What is expected — Output the material below in its entirety, exactly as given.

>> Begin Task inputs

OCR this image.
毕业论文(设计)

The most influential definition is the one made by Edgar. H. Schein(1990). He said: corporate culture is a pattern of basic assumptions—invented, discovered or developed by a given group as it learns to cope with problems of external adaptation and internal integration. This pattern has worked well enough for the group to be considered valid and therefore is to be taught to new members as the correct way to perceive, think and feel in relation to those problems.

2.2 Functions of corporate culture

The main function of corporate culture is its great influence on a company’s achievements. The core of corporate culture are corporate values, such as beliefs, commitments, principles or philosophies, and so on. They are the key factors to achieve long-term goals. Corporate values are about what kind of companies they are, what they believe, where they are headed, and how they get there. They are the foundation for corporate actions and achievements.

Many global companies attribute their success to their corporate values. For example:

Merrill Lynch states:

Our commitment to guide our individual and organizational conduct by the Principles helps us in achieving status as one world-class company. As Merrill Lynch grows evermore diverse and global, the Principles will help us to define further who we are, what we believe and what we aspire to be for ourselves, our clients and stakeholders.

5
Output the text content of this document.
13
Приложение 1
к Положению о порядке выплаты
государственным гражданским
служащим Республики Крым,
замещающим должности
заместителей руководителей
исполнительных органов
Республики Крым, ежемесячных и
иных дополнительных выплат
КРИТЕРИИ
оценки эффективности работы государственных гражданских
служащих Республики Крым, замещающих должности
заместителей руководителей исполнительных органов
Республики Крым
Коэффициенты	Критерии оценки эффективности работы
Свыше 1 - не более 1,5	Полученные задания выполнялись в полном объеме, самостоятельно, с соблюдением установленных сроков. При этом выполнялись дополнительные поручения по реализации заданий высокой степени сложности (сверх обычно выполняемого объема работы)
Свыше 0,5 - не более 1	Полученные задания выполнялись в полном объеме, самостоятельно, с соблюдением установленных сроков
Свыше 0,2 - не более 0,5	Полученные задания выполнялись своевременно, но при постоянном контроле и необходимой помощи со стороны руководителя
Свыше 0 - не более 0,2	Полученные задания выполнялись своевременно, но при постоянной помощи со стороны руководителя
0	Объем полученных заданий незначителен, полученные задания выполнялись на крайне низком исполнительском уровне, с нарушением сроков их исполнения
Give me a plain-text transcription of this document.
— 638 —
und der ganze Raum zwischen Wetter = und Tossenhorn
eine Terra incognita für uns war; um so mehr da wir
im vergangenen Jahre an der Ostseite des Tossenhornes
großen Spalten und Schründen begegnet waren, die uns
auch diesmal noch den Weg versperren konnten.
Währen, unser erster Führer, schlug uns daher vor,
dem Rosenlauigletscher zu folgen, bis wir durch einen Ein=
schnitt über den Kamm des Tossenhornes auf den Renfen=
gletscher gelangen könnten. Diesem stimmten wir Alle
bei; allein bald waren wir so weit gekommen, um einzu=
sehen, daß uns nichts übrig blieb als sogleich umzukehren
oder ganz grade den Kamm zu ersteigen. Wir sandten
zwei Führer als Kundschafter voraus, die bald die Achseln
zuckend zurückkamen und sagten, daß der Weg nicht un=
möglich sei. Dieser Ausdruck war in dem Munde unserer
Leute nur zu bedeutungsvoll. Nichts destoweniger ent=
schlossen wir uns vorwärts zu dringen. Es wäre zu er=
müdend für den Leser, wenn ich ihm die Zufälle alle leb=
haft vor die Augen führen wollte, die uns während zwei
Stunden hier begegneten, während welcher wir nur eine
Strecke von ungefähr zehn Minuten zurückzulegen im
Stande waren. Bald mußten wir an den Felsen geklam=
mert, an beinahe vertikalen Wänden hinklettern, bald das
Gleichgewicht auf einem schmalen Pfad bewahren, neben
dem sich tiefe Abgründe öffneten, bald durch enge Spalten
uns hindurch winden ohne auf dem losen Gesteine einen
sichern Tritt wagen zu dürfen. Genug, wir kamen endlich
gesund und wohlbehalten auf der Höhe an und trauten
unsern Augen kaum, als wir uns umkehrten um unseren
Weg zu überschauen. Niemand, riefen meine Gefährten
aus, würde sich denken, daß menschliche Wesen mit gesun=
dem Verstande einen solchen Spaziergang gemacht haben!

>> End Task inputs

Written response —
OCR this image.
毕业论文(设计)

The most influential definition is the one made by Edgar. H. Schein(1990). He said: corporate culture is a pattern of basic assumptions—invented, discovered or developed by a given group as it learns to cope with problems of external adaptation and internal integration. This pattern has worked well enough for the group to be considered valid and therefore is to be taught to new members as the correct way to perceive, think and feel in relation to those problems.

2.2 Functions of corporate culture

The main function of corporate culture is its great influence on a company’s achievements. The core of corporate culture are corporate values, such as beliefs, commitments, principles or philosophies, and so on. They are the key factors to achieve long-term goals. Corporate values are about what kind of companies they are, what they believe, where they are headed, and how they get there. They are the foundation for corporate actions and achievements.

Many global companies attribute their success to their corporate values. For example:

Merrill Lynch states:

Our commitment to guide our individual and organizational conduct by the Principles helps us in achieving status as one world-class company. As Merrill Lynch grows evermore diverse and global, the Principles will help us to define further who we are, what we believe and what we aspire to be for ourselves, our clients and stakeholders.

5
Output the text content of this document.
13
Приложение 1
к Положению о порядке выплаты
государственным гражданским
служащим Республики Крым,
замещающим должности
заместителей руководителей
исполнительных органов
Республики Крым, ежемесячных и
иных дополнительных выплат
КРИТЕРИИ
оценки эффективности работы государственных гражданских
служащих Республики Крым, замещающих должности
заместителей руководителей исполнительных органов
Республики Крым
Коэффициенты	Критерии оценки эффективности работы
Свыше 1 - не более 1,5	Полученные задания выполнялись в полном объеме, самостоятельно, с соблюдением установленных сроков. При этом выполнялись дополнительные поручения по реализации заданий высокой степени сложности (сверх обычно выполняемого объема работы)
Свыше 0,5 - не более 1	Полученные задания выполнялись в полном объеме, самостоятельно, с соблюдением установленных сроков
Свыше 0,2 - не более 0,5	Полученные задания выполнялись своевременно, но при постоянном контроле и необходимой помощи со стороны руководителя
Свыше 0 - не более 0,2	Полученные задания выполнялись своевременно, но при постоянной помощи со стороны руководителя
0	Объем полученных заданий незначителен, полученные задания выполнялись на крайне низком исполнительском уровне, с нарушением сроков их исполнения
Give me a plain-text transcription of this document.
— 638 —
und der ganze Raum zwischen Wetter = und Tossenhorn
eine Terra incognita für uns war; um so mehr da wir
im vergangenen Jahre an der Ostseite des Tossenhornes
großen Spalten und Schründen begegnet waren, die uns
auch diesmal noch den Weg versperren konnten.
Währen, unser erster Führer, schlug uns daher vor,
dem Rosenlauigletscher zu folgen, bis wir durch einen Ein=
schnitt über den Kamm des Tossenhornes auf den Renfen=
gletscher gelangen könnten. Diesem stimmten wir Alle
bei; allein bald waren wir so weit gekommen, um einzu=
sehen, daß uns nichts übrig blieb als sogleich umzukehren
oder ganz grade den Kamm zu ersteigen. Wir sandten
zwei Führer als Kundschafter voraus, die bald die Achseln
zuckend zurückkamen und sagten, daß der Weg nicht un=
möglich sei. Dieser Ausdruck war in dem Munde unserer
Leute nur zu bedeutungsvoll. Nichts destoweniger ent=
schlossen wir uns vorwärts zu dringen. Es wäre zu er=
müdend für den Leser, wenn ich ihm die Zufälle alle leb=
haft vor die Augen führen wollte, die uns während zwei
Stunden hier begegneten, während welcher wir nur eine
Strecke von ungefähr zehn Minuten zurückzulegen im
Stande waren. Bald mußten wir an den Felsen geklam=
mert, an beinahe vertikalen Wänden hinklettern, bald das
Gleichgewicht auf einem schmalen Pfad bewahren, neben
dem sich tiefe Abgründe öffneten, bald durch enge Spalten
uns hindurch winden ohne auf dem losen Gesteine einen
sichern Tritt wagen zu dürfen. Genug, wir kamen endlich
gesund und wohlbehalten auf der Höhe an und trauten
unsern Augen kaum, als wir uns umkehrten um unseren
Weg zu überschauen. Niemand, riefen meine Gefährten
aus, würde sich denken, daß menschliche Wesen mit gesun=
dem Verstande einen solchen Spaziergang gemacht haben!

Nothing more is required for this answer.